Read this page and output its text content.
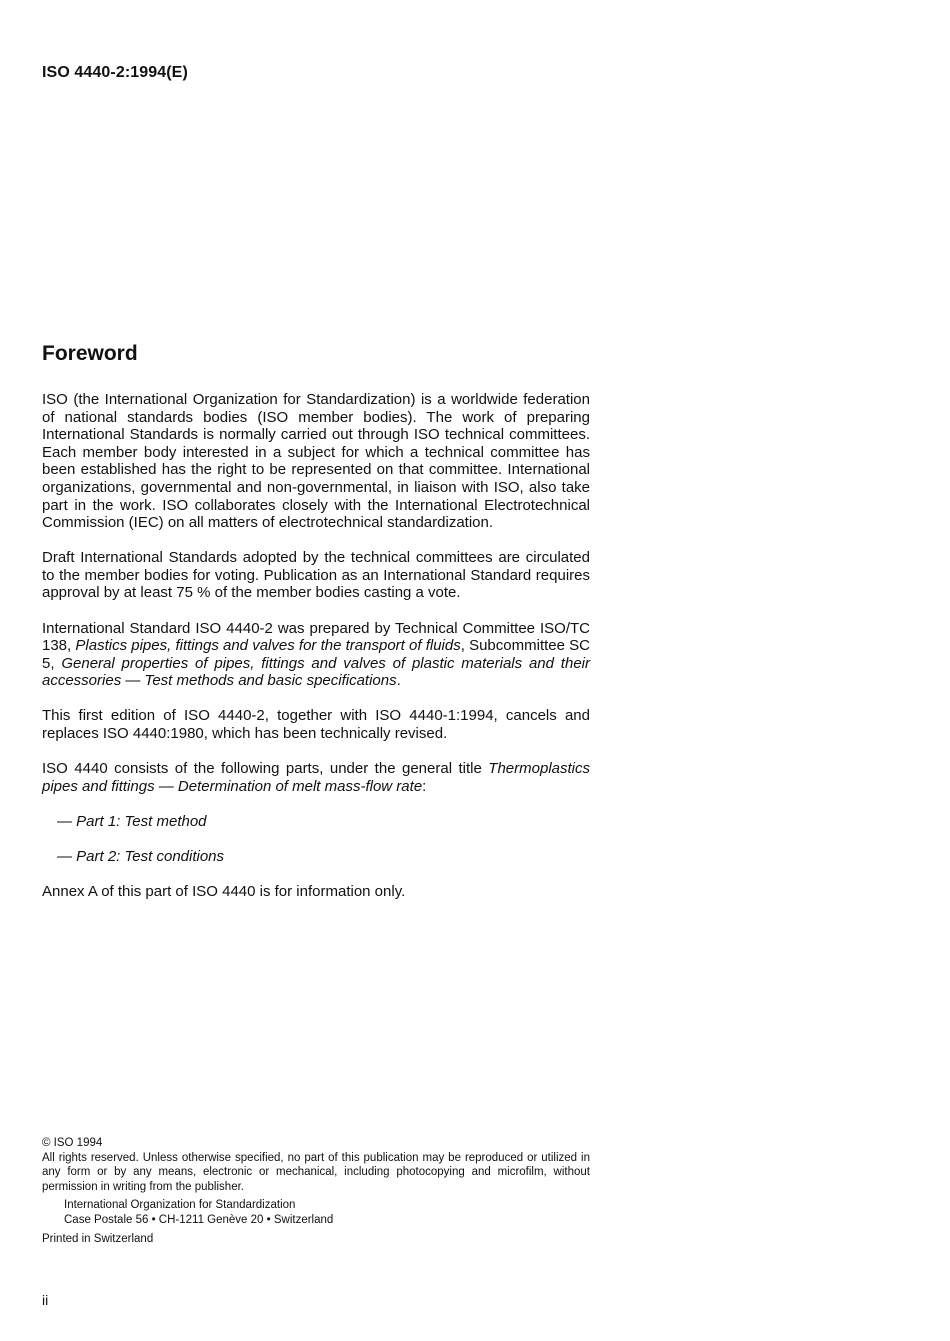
ISO 4440-2:1994(E)
Foreword

ISO (the International Organization for Standardization) is a worldwide federation of national standards bodies (ISO member bodies). The work of preparing International Standards is normally carried out through ISO technical committees. Each member body interested in a subject for which a technical committee has been established has the right to be represented on that committee. International organizations, governmental and non-governmental, in liaison with ISO, also take part in the work. ISO collaborates closely with the International Electrotechnical Commission (IEC) on all matters of electrotechnical standardization.

Draft International Standards adopted by the technical committees are circulated to the member bodies for voting. Publication as an International Standard requires approval by at least 75 % of the member bodies casting a vote.

International Standard ISO 4440-2 was prepared by Technical Committee ISO/TC 138, Plastics pipes, fittings and valves for the transport of fluids, Subcommittee SC 5, General properties of pipes, fittings and valves of plastic materials and their accessories — Test methods and basic specifications.

This first edition of ISO 4440-2, together with ISO 4440-1:1994, cancels and replaces ISO 4440:1980, which has been technically revised.

ISO 4440 consists of the following parts, under the general title Thermoplastics pipes and fittings — Determination of melt mass-flow rate:

— Part 1: Test method

— Part 2: Test conditions

Annex A of this part of ISO 4440 is for information only.

© ISO 1994

All rights reserved. Unless otherwise specified, no part of this publication may be reproduced or utilized in any form or by any means, electronic or mechanical, including photocopying and microfilm, without permission in writing from the publisher.

International Organization for Standardization
Case Postale 56 • CH-1211 Genève 20 • Switzerland

Printed in Switzerland

ii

Given exercise: Without the pictures, extract every entry verbatim.

Answer below:
Read this page and output its text content.
ISO 4440-2:1994(E)
Foreword

ISO (the International Organization for Standardization) is a worldwide federation of national standards bodies (ISO member bodies). The work of preparing International Standards is normally carried out through ISO technical committees. Each member body interested in a subject for which a technical committee has been established has the right to be represented on that committee. International organizations, governmental and non-governmental, in liaison with ISO, also take part in the work. ISO collaborates closely with the International Electrotechnical Commission (IEC) on all matters of electrotechnical standardization.

Draft International Standards adopted by the technical committees are circulated to the member bodies for voting. Publication as an International Standard requires approval by at least 75 % of the member bodies casting a vote.

International Standard ISO 4440-2 was prepared by Technical Committee ISO/TC 138, Plastics pipes, fittings and valves for the transport of fluids, Subcommittee SC 5, General properties of pipes, fittings and valves of plastic materials and their accessories — Test methods and basic specifications.

This first edition of ISO 4440-2, together with ISO 4440-1:1994, cancels and replaces ISO 4440:1980, which has been technically revised.

ISO 4440 consists of the following parts, under the general title Thermoplastics pipes and fittings — Determination of melt mass-flow rate:

— Part 1: Test method

— Part 2: Test conditions

Annex A of this part of ISO 4440 is for information only.

© ISO 1994

All rights reserved. Unless otherwise specified, no part of this publication may be reproduced or utilized in any form or by any means, electronic or mechanical, including photocopying and microfilm, without permission in writing from the publisher.

International Organization for Standardization
Case Postale 56 • CH-1211 Genève 20 • Switzerland

Printed in Switzerland

ii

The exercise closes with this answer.